Stored data entries:

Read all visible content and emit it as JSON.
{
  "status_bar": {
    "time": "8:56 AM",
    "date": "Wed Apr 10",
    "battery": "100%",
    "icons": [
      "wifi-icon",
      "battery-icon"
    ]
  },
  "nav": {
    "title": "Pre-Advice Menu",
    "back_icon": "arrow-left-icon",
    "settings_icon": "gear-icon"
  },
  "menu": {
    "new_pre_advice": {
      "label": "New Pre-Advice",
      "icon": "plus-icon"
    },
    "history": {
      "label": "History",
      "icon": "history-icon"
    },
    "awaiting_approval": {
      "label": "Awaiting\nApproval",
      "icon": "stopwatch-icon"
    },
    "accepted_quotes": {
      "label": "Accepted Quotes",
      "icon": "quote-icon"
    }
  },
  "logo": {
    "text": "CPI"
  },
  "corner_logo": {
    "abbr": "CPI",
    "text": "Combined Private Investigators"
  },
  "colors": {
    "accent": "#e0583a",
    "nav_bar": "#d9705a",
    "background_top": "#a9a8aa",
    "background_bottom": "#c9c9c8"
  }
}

What is expected: Please quote the data above in full, with no line missing.

Written response:
Read all visible content and emit it as JSON.
{
  "status_bar": {
    "time": "8:56 AM",
    "date": "Wed Apr 10",
    "battery": "100%",
    "icons": [
      "wifi-icon",
      "battery-icon"
    ]
  },
  "nav": {
    "title": "Pre-Advice Menu",
    "back_icon": "arrow-left-icon",
    "settings_icon": "gear-icon"
  },
  "menu": {
    "new_pre_advice": {
      "label": "New Pre-Advice",
      "icon": "plus-icon"
    },
    "history": {
      "label": "History",
      "icon": "history-icon"
    },
    "awaiting_approval": {
      "label": "Awaiting\nApproval",
      "icon": "stopwatch-icon"
    },
    "accepted_quotes": {
      "label": "Accepted Quotes",
      "icon": "quote-icon"
    }
  },
  "logo": {
    "text": "CPI"
  },
  "corner_logo": {
    "abbr": "CPI",
    "text": "Combined Private Investigators"
  },
  "colors": {
    "accent": "#e0583a",
    "nav_bar": "#d9705a",
    "background_top": "#a9a8aa",
    "background_bottom": "#c9c9c8"
  }
}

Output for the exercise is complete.